TASK DESCRIPTION: Which lines of the records contain "title"? Collect every one of them.
===============
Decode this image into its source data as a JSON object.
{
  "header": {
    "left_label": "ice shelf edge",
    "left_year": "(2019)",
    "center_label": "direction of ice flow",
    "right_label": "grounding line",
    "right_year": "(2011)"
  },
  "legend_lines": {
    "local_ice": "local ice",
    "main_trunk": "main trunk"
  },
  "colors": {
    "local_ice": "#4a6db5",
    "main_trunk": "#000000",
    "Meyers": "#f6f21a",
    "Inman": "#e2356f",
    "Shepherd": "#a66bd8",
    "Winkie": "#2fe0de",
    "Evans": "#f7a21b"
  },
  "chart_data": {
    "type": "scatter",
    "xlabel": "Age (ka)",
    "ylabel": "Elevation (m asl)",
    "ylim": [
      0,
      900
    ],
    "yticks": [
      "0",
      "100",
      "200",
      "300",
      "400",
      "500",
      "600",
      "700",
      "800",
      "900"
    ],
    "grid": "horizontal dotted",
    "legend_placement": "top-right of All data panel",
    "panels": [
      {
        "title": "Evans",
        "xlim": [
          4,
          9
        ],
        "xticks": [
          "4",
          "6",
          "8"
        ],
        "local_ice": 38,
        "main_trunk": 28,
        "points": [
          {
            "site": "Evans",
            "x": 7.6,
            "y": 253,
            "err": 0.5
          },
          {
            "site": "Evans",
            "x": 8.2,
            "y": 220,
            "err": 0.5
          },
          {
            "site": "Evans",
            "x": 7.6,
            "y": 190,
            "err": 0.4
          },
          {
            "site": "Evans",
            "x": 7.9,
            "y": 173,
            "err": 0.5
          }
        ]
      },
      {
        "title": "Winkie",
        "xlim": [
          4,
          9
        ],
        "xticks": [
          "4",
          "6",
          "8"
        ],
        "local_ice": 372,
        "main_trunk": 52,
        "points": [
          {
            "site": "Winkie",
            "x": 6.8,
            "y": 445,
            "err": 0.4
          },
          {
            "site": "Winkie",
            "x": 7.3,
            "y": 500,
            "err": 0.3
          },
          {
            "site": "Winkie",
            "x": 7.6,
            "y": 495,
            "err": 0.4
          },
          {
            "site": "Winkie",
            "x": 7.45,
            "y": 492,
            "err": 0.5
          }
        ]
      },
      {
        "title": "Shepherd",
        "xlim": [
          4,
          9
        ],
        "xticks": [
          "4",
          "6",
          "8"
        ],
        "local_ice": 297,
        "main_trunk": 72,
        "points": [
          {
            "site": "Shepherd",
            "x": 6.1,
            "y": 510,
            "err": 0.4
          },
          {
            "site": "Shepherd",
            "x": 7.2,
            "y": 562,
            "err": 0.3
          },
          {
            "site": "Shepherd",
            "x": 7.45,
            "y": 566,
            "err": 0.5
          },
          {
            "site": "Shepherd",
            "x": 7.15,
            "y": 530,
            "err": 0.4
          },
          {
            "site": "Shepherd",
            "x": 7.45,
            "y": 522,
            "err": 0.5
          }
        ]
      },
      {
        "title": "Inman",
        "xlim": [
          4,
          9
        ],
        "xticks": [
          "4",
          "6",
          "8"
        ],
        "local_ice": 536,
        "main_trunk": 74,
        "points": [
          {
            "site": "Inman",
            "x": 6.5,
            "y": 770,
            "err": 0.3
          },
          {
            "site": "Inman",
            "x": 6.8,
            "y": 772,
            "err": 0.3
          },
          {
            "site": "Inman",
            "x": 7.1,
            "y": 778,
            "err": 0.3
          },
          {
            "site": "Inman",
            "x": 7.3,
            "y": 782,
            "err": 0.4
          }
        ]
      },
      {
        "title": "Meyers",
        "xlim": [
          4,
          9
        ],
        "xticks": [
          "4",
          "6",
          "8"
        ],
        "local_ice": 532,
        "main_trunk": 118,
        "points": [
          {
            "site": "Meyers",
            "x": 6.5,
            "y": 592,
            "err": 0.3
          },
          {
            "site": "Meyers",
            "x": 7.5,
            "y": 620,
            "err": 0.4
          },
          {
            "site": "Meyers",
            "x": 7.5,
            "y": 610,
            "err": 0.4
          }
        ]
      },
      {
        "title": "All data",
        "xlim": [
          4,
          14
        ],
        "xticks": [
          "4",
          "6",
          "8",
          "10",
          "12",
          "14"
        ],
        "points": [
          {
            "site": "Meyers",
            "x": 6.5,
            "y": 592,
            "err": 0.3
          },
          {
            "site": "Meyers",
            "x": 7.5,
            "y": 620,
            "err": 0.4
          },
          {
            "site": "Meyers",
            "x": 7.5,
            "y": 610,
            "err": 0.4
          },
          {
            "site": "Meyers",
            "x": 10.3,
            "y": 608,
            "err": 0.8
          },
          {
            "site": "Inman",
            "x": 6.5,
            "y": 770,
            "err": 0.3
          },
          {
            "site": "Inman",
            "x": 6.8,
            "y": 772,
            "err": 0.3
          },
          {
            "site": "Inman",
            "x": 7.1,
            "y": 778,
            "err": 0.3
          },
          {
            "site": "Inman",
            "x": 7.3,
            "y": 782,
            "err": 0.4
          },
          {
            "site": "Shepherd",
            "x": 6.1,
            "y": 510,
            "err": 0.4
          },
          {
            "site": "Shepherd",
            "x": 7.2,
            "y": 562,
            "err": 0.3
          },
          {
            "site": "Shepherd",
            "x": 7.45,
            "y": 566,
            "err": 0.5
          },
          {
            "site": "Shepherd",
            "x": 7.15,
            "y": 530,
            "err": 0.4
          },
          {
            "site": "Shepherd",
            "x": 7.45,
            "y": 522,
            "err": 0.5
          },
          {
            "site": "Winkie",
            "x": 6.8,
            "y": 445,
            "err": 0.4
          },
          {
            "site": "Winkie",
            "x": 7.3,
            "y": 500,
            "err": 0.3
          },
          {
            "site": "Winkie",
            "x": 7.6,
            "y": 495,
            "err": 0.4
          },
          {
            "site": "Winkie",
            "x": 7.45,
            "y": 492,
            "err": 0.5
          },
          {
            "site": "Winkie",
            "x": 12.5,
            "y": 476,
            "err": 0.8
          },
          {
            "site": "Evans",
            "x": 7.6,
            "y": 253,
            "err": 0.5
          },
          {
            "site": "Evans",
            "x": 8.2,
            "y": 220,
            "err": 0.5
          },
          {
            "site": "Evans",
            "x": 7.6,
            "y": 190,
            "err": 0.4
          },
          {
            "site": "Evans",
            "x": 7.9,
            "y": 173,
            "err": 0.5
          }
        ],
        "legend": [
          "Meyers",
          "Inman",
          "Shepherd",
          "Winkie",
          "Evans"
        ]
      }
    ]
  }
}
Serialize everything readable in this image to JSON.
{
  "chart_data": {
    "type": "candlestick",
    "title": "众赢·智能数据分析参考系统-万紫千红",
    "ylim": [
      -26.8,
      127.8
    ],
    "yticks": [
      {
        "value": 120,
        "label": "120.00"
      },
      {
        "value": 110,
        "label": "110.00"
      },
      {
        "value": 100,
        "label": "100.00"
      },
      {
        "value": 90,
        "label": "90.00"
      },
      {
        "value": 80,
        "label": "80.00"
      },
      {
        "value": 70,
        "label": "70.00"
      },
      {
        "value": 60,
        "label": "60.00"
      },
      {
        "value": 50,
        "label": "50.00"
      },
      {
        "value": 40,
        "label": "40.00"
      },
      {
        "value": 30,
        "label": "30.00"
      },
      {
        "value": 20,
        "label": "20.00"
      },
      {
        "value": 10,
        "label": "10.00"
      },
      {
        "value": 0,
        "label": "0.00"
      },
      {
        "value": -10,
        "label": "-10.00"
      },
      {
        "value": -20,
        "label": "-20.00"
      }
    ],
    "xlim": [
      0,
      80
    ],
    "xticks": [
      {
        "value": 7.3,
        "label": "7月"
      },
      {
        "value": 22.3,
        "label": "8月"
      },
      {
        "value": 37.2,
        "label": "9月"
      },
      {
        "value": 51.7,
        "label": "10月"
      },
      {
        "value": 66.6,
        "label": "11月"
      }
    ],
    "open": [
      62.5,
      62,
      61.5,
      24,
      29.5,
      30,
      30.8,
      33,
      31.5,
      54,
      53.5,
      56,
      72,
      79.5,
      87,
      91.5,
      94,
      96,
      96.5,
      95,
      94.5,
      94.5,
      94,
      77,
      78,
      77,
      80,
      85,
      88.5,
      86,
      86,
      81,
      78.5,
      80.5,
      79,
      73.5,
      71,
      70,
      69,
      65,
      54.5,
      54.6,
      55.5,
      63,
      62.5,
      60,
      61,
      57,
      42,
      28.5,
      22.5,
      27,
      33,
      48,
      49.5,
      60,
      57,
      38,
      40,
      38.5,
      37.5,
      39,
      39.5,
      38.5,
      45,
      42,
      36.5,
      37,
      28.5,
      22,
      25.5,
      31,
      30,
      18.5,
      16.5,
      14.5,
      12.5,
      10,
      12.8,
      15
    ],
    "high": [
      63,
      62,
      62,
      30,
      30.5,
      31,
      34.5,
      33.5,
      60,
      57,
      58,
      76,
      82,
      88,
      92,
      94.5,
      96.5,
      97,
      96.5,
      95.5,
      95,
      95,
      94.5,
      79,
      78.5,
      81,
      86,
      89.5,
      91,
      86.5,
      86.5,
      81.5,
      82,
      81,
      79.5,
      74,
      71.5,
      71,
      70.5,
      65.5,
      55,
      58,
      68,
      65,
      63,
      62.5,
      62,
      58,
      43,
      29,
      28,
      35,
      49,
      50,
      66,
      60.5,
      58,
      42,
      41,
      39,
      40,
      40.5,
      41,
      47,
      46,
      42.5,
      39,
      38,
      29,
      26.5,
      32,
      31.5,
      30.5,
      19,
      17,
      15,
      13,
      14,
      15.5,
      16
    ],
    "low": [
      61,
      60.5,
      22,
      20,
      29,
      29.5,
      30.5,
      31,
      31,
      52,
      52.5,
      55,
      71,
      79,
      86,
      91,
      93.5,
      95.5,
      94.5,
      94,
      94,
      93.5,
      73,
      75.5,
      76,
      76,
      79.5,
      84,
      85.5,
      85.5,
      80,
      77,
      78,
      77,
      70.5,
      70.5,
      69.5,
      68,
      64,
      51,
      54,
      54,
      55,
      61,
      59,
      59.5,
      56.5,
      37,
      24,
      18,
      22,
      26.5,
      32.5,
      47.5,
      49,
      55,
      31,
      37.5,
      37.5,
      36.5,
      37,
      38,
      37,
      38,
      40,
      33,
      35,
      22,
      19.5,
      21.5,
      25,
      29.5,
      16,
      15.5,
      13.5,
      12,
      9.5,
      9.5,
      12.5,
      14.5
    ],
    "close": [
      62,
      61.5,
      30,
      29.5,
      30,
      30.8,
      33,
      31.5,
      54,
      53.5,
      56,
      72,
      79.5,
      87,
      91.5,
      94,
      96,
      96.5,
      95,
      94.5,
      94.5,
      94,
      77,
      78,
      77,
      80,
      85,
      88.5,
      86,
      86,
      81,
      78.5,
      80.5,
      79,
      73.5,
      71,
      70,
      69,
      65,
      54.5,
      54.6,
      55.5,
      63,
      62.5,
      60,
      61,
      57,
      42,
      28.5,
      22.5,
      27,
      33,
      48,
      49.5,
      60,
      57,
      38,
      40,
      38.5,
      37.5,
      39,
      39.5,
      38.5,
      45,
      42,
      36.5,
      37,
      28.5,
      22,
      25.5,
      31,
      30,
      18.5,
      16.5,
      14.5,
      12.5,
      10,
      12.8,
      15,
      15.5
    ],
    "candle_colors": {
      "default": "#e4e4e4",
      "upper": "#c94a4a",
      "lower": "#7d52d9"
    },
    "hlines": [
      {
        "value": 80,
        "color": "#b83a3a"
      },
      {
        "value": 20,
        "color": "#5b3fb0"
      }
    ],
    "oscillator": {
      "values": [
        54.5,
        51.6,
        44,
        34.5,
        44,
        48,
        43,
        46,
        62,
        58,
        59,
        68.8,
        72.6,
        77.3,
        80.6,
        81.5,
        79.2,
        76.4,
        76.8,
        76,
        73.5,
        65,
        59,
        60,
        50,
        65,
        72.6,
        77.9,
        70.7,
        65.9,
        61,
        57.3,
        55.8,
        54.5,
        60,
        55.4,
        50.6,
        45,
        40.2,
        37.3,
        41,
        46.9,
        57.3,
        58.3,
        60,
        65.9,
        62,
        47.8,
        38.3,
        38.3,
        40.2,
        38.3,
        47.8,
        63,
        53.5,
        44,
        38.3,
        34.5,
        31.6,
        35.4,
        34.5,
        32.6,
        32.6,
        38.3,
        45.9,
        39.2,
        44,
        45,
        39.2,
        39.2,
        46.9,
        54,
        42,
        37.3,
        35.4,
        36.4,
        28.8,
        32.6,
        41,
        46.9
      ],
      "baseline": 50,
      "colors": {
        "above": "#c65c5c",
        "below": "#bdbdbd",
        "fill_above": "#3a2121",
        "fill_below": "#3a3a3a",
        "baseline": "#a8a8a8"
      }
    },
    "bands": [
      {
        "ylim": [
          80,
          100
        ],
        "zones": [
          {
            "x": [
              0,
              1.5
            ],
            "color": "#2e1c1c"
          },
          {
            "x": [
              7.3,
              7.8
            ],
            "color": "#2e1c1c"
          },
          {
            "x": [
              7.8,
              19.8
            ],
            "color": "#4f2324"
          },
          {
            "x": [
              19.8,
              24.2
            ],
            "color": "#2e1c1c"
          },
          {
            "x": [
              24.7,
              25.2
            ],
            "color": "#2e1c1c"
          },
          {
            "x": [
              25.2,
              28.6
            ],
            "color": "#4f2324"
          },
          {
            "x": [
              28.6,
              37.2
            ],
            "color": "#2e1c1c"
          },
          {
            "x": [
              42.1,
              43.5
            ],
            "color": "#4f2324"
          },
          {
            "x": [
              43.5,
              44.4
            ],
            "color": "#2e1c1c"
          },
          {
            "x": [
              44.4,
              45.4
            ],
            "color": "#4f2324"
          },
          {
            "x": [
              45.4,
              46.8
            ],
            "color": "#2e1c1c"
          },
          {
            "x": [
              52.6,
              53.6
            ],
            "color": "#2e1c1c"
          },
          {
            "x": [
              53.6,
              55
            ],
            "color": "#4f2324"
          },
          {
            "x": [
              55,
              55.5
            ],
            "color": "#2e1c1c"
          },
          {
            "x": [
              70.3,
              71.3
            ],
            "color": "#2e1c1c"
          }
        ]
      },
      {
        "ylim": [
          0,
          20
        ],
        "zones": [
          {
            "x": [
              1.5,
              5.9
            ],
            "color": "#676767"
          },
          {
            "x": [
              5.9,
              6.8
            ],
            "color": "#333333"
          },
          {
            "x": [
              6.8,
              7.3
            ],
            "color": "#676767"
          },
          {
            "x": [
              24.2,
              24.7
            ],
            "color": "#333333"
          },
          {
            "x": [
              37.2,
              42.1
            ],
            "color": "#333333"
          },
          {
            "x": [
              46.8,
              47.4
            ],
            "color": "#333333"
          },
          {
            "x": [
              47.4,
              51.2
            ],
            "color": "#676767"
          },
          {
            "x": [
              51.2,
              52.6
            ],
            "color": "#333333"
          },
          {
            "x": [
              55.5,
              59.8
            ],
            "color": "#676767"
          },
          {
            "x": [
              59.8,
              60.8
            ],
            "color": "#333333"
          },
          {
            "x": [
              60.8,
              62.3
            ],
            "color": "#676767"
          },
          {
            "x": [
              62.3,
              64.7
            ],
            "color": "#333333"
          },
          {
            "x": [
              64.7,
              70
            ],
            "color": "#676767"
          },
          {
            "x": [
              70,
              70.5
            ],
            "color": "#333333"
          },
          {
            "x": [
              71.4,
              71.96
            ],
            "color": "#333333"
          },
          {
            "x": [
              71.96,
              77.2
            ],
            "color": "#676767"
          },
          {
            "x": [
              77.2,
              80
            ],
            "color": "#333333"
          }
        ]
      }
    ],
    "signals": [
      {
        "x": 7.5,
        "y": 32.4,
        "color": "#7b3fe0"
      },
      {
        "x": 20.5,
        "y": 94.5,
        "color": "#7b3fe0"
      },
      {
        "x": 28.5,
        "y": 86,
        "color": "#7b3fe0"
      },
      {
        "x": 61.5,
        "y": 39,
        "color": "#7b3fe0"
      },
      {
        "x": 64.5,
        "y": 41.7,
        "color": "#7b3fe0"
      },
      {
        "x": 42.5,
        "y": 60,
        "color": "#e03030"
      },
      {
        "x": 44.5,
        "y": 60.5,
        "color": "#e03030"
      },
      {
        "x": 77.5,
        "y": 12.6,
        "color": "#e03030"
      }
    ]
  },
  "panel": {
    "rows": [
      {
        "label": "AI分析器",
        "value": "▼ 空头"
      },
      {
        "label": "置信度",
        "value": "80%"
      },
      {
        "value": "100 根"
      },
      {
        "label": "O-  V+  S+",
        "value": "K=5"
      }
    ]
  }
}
===============
THE SOLUTION:
        "title": "Evans",
        "title": "Winkie",
        "title": "Shepherd",
        "title": "Inman",
        "title": "Meyers",
        "title": "All data",
    "title": "众赢·智能数据分析参考系统-万紫千红",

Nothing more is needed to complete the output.